Locate the word "name" in the data below, then copy every line that holds it.

[Recorded data]
/---
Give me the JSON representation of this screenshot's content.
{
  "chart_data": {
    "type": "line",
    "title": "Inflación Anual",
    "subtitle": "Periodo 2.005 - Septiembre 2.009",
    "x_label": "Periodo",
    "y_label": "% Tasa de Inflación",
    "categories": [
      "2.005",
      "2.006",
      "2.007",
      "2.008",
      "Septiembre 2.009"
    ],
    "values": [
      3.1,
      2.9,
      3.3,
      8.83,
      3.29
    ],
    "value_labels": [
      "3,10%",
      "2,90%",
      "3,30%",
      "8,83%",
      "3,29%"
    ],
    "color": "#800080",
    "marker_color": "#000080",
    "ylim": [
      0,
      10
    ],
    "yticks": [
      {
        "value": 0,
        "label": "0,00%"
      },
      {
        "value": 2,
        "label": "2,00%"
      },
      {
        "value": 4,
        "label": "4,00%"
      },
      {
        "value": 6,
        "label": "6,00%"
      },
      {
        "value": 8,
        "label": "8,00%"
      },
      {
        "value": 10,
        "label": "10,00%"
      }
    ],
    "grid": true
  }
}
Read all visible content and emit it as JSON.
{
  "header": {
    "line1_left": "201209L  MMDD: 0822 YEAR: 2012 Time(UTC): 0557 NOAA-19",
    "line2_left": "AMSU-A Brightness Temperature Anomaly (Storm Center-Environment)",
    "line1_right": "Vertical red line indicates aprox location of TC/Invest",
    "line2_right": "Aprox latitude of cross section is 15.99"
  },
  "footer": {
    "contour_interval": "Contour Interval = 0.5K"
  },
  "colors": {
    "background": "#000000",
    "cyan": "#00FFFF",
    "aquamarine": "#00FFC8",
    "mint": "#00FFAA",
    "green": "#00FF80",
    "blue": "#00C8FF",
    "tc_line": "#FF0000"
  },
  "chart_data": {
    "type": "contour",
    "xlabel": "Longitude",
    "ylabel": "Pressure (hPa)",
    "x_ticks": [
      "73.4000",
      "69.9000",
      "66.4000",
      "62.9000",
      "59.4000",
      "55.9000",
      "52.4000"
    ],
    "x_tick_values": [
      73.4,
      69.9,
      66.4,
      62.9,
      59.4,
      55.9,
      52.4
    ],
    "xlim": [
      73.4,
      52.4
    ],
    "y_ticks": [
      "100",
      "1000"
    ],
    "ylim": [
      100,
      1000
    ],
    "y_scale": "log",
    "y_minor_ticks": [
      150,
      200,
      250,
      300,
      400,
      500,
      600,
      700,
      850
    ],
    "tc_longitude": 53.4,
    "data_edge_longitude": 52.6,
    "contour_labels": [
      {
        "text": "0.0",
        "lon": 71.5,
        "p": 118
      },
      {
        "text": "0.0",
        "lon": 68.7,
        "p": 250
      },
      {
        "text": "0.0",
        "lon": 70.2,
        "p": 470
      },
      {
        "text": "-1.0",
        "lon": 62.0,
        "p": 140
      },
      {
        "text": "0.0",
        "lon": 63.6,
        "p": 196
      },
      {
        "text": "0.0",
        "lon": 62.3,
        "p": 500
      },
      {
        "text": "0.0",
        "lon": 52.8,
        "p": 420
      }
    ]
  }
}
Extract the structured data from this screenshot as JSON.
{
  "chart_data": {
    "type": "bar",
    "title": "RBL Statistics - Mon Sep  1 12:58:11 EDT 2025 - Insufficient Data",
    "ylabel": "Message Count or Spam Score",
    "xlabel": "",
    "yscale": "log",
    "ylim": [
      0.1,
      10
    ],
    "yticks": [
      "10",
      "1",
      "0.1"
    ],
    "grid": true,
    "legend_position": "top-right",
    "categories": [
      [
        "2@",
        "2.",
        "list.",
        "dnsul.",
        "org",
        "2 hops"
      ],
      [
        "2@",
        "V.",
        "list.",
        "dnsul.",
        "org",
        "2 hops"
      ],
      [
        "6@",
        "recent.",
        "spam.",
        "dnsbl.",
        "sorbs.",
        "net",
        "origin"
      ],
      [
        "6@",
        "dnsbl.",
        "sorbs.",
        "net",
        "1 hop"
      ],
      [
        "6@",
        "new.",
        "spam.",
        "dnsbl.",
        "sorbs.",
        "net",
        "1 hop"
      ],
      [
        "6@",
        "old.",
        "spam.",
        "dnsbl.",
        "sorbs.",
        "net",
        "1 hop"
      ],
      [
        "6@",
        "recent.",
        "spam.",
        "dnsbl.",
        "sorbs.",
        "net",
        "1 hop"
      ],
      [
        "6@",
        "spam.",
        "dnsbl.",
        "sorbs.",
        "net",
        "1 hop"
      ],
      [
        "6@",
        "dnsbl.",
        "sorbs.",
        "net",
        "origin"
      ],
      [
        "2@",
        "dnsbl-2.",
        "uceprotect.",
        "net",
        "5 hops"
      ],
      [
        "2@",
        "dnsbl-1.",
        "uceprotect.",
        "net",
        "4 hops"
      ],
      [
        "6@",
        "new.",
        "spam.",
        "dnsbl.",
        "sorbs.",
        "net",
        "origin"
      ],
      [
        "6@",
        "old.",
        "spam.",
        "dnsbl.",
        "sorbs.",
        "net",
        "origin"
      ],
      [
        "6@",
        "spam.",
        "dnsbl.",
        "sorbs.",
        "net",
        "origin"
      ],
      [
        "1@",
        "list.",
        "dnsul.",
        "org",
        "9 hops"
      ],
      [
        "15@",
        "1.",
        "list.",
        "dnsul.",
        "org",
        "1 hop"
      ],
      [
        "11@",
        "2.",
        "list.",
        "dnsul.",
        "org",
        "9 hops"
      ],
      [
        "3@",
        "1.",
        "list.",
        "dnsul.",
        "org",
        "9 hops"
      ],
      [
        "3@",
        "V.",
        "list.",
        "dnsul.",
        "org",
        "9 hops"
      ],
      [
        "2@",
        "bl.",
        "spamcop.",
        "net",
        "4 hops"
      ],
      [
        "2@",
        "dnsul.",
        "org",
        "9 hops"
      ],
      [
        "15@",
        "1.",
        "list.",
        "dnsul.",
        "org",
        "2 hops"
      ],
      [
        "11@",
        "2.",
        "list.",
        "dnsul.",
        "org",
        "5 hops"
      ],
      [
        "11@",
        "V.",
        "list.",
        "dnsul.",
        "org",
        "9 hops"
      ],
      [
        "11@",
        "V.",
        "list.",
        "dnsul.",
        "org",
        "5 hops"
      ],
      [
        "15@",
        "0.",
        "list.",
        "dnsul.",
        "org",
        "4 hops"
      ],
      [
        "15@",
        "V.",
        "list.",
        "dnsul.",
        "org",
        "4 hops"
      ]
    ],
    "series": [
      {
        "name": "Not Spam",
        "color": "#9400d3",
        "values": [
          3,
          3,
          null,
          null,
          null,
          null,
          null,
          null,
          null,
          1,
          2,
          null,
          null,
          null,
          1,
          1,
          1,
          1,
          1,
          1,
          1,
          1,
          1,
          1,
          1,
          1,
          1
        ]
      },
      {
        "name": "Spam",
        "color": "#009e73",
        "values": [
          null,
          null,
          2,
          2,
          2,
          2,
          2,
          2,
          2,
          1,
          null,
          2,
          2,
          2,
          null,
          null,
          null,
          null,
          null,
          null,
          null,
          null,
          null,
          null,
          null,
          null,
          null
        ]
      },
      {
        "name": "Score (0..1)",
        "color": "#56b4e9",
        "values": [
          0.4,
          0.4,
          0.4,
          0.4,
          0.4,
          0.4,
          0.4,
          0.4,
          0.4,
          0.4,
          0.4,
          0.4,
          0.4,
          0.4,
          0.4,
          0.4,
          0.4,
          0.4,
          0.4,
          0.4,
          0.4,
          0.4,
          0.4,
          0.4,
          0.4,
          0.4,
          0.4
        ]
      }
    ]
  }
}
\---
WRITTEN REPLY
        "name": "Not Spam",
        "name": "Spam",
        "name": "Score (0..1)",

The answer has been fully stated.